**Task brief:** Collect all lines from the records below that include the word "Yakınlaştırma".
* start Given data *
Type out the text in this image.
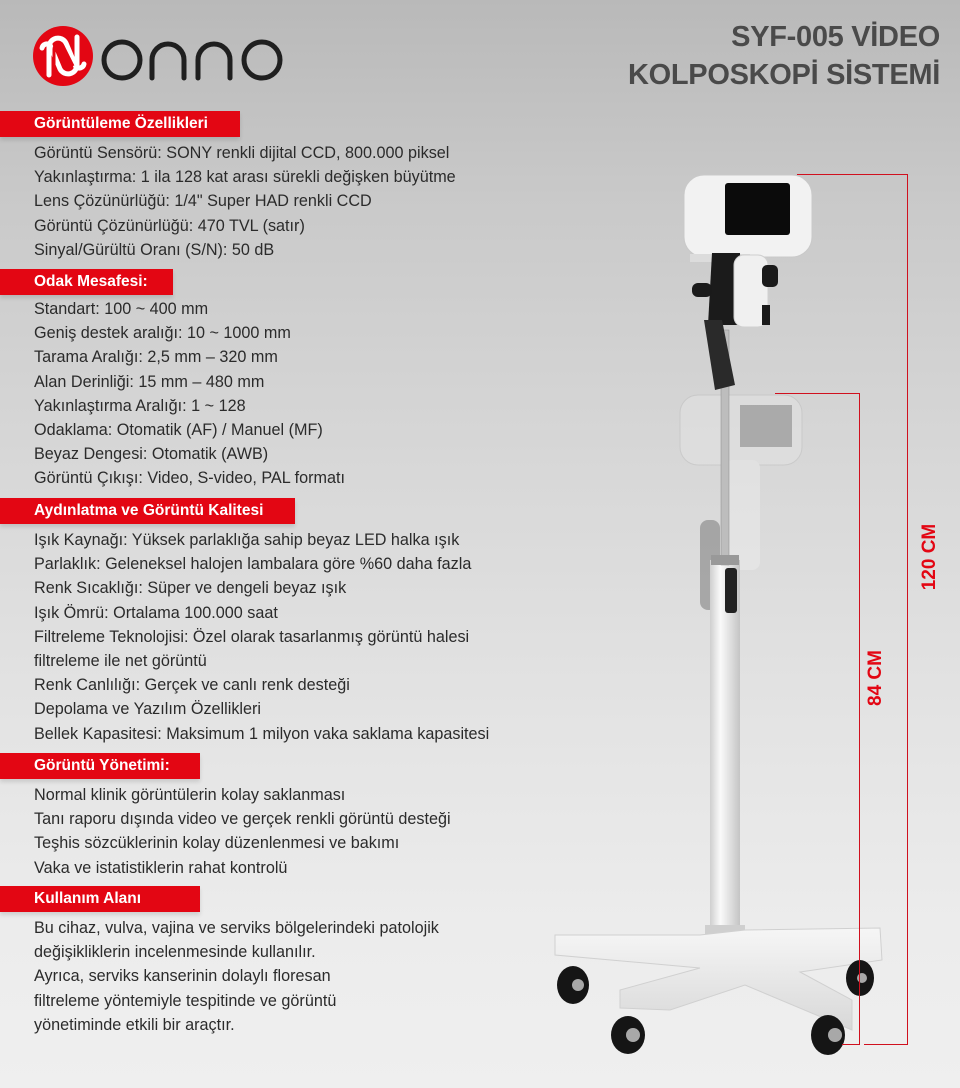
SYF-005 VİDEO
KOLPOSKOPİ SİSTEMİ
Görüntüleme Özellikleri
Görüntü Sensörü: SONY renkli dijital CCD, 800.000 piksel
Yakınlaştırma: 1 ila 128 kat arası sürekli değişken büyütme
Lens Çözünürlüğü: 1/4" Super HAD renkli CCD
Görüntü Çözünürlüğü: 470 TVL (satır)
Sinyal/Gürültü Oranı (S/N): 50 dB
Odak Mesafesi:
Standart: 100 ~ 400 mm
Geniş destek aralığı: 10 ~ 1000 mm
Tarama Aralığı: 2,5 mm – 320 mm
Alan Derinliği: 15 mm – 480 mm
Yakınlaştırma Aralığı: 1 ~ 128
Odaklama: Otomatik (AF) / Manuel (MF)
Beyaz Dengesi: Otomatik (AWB)
Görüntü Çıkışı: Video, S-video, PAL formatı
Aydınlatma ve Görüntü Kalitesi
Işık Kaynağı: Yüksek parlaklığa sahip beyaz LED halka ışık
Parlaklık: Geleneksel halojen lambalara göre %60 daha fazla
Renk Sıcaklığı: Süper ve dengeli beyaz ışık
Işık Ömrü: Ortalama 100.000 saat
Filtreleme Teknolojisi: Özel olarak tasarlanmış görüntü halesi
filtreleme ile net görüntü
Renk Canlılığı: Gerçek ve canlı renk desteği
Depolama ve Yazılım Özellikleri
Bellek Kapasitesi: Maksimum 1 milyon vaka saklama kapasitesi
Görüntü Yönetimi:
Normal klinik görüntülerin kolay saklanması
Tanı raporu dışında video ve gerçek renkli görüntü desteği
Teşhis sözcüklerinin kolay düzenlenmesi ve bakımı
Vaka ve istatistiklerin rahat kontrolü
Kullanım Alanı
Bu cihaz, vulva, vajina ve serviks bölgelerindeki patolojik
değişikliklerin incelenmesinde kullanılır.
Ayrıca, serviks kanserinin dolaylı floresan
filtreleme yöntemiyle tespitinde ve görüntü
yönetiminde etkili bir araçtır.
120 CM
84 CM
* end Given data *
**Complete answer:**
Yakınlaştırma: 1 ila 128 kat arası sürekli değişken büyütme
Yakınlaştırma Aralığı: 1 ~ 128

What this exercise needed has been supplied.